* Task brief *
Find the lines holding "空中飞蝈" and copy them.

====== Raw records ======

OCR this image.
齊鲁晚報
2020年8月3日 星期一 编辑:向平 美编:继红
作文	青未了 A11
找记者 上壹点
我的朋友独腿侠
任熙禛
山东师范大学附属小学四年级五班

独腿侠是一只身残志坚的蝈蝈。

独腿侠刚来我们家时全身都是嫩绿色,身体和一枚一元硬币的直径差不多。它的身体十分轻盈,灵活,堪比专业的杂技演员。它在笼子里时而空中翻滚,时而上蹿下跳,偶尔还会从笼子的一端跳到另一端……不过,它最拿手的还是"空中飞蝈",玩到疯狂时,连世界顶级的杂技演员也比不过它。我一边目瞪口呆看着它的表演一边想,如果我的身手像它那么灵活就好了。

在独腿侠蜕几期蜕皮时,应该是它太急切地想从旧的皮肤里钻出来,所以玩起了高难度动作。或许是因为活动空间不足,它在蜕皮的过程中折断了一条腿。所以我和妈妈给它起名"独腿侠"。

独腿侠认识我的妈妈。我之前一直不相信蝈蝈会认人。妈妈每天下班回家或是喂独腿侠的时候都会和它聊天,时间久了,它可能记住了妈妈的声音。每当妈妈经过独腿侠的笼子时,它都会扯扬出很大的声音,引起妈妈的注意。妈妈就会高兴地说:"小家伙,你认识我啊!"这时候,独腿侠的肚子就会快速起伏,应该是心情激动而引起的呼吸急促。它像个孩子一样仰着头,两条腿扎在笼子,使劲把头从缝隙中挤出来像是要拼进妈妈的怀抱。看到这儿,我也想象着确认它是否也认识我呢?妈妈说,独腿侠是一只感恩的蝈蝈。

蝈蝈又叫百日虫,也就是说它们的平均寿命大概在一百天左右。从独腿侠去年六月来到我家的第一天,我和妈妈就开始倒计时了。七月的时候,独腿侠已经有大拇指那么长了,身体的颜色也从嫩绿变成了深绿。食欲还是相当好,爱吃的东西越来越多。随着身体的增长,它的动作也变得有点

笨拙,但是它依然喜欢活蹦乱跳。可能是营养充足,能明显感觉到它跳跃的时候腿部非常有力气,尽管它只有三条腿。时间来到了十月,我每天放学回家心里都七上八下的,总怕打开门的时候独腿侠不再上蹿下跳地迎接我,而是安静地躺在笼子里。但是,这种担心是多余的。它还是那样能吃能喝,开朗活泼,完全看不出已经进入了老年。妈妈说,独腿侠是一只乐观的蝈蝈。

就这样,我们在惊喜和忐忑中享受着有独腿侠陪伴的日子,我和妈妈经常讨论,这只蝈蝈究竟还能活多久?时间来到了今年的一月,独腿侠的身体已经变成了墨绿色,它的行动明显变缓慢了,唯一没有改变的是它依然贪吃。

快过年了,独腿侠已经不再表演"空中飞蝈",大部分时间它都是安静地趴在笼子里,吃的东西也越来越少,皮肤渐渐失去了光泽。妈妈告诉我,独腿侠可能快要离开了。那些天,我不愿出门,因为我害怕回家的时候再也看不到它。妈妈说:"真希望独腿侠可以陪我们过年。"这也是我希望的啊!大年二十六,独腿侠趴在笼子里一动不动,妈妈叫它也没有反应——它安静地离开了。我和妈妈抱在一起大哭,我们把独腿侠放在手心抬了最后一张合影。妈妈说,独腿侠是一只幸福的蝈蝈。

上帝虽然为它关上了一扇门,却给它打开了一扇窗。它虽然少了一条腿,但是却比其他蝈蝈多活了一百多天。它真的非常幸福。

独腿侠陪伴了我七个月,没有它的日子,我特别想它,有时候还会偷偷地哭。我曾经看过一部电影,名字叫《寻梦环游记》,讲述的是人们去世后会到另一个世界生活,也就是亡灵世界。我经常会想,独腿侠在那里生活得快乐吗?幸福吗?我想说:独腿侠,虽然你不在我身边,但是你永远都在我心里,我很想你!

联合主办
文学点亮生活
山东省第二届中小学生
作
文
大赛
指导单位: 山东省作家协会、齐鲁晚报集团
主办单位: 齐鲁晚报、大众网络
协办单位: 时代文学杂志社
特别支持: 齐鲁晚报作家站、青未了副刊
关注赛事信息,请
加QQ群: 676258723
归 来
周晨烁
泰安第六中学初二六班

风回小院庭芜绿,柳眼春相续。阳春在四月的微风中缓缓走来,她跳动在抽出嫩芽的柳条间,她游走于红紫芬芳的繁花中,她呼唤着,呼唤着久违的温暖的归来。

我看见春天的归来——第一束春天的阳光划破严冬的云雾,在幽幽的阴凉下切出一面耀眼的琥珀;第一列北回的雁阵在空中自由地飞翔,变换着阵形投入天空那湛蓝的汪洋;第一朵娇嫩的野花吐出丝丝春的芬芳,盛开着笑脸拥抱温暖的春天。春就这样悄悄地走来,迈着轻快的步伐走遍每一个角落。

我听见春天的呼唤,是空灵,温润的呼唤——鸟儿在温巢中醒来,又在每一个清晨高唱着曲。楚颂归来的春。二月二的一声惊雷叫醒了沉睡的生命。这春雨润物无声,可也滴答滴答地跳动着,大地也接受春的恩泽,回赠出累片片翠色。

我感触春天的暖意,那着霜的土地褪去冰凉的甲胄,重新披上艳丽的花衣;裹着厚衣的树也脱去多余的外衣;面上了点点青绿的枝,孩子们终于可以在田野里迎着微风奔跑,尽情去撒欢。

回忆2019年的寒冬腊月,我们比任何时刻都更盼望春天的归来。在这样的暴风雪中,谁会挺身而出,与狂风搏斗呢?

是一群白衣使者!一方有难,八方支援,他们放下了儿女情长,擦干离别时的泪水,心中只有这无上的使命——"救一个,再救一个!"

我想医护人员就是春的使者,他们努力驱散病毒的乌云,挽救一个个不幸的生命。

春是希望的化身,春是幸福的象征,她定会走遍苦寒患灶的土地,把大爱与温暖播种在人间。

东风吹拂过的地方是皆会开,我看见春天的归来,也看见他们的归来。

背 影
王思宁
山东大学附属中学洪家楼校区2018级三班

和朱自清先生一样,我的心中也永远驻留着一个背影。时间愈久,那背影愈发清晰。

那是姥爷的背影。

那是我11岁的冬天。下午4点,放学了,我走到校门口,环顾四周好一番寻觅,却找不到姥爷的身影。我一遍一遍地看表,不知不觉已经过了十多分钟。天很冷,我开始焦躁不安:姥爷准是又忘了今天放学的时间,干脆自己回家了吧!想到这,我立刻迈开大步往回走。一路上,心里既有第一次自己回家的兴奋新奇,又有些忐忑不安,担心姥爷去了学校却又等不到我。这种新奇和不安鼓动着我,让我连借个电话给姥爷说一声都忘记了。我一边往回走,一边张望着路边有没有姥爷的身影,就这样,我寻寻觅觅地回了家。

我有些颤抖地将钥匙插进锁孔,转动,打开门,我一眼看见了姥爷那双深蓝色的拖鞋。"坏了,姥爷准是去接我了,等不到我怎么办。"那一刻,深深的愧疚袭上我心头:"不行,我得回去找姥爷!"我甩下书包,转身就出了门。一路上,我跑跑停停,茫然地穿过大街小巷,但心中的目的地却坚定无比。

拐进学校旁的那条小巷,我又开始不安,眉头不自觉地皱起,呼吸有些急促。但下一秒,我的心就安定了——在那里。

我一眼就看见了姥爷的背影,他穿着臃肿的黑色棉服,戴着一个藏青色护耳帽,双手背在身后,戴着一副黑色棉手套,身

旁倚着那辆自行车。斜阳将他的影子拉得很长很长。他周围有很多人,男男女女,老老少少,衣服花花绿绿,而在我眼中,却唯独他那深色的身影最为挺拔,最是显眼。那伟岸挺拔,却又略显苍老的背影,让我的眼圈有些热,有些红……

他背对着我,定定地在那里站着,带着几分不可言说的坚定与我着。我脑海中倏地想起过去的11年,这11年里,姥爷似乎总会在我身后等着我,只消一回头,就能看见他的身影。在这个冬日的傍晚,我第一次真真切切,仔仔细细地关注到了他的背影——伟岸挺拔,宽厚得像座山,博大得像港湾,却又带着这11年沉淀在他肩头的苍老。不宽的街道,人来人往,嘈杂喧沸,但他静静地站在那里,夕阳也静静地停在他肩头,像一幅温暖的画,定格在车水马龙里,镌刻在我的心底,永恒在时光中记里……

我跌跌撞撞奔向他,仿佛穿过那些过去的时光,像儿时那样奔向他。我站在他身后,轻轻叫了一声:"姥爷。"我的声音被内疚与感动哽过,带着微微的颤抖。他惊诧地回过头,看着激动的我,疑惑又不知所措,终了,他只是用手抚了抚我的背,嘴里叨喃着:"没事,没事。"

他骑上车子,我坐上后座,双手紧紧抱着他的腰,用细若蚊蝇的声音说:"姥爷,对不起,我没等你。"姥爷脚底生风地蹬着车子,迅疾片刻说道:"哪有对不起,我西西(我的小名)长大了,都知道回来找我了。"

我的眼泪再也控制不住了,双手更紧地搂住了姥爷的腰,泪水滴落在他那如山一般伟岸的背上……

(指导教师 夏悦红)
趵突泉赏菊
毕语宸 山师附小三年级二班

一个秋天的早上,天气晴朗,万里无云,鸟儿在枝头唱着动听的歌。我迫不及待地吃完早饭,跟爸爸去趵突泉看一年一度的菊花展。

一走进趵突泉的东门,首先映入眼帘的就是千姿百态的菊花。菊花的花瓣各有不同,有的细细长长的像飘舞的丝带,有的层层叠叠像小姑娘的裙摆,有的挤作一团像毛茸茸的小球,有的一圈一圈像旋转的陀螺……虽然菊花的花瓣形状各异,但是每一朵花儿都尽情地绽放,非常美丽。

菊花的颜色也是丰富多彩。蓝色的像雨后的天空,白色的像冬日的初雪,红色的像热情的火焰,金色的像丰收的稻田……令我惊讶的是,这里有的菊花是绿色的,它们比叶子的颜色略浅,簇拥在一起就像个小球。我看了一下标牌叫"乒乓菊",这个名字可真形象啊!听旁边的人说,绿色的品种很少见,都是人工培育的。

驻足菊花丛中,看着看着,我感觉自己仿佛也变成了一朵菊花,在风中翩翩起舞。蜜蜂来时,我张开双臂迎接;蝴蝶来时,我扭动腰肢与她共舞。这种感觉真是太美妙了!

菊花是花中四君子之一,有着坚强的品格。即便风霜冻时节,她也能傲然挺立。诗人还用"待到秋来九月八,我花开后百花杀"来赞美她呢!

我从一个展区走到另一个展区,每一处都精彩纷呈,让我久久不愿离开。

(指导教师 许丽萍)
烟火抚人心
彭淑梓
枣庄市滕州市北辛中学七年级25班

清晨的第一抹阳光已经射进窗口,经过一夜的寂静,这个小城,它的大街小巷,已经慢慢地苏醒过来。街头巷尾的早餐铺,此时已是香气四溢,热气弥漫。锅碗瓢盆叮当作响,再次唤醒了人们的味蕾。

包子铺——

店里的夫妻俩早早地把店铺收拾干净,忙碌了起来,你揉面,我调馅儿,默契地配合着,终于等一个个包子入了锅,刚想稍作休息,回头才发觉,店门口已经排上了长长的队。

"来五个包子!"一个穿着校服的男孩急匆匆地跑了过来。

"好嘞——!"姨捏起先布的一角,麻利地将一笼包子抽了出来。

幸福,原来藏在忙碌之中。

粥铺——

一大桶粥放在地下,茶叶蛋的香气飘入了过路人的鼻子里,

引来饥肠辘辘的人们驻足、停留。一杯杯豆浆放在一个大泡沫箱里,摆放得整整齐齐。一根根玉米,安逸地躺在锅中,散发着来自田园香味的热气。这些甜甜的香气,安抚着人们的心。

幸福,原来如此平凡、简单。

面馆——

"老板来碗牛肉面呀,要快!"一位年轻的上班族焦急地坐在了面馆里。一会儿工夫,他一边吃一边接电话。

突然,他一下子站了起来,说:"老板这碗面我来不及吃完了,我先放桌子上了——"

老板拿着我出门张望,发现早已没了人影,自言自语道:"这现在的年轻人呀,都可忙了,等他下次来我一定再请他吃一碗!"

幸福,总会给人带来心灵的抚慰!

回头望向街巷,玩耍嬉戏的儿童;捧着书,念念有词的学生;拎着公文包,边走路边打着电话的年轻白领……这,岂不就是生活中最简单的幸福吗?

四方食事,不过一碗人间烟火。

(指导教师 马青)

======

* Full answer *
独腿侠刚来我们家时全身都是嫩绿色,身体和一枚一元硬币的直径差不多。它的身体十分轻盈,灵活,堪比专业的杂技演员。它在笼子里时而空中翻滚,时而上蹿下跳,偶尔还会从笼子的一端跳到另一端……不过,它最拿手的还是"空中飞蝈",玩到疯狂时,连世界顶级的杂技演员也比不过它。我一边目瞪口呆看着它的表演一边想,如果我的身手像它那么灵活就好了。
快过年了,独腿侠已经不再表演"空中飞蝈",大部分时间它都是安静地趴在笼子里,吃的东西也越来越少,皮肤渐渐失去了光泽。妈妈告诉我,独腿侠可能快要离开了。那些天,我不愿出门,因为我害怕回家的时候再也看不到它。妈妈说:"真希望独腿侠可以陪我们过年。"这也是我希望的啊!大年二十六,独腿侠趴在笼子里一动不动,妈妈叫它也没有反应——它安静地离开了。我和妈妈抱在一起大哭,我们把独腿侠放在手心抬了最后一张合影。妈妈说,独腿侠是一只幸福的蝈蝈。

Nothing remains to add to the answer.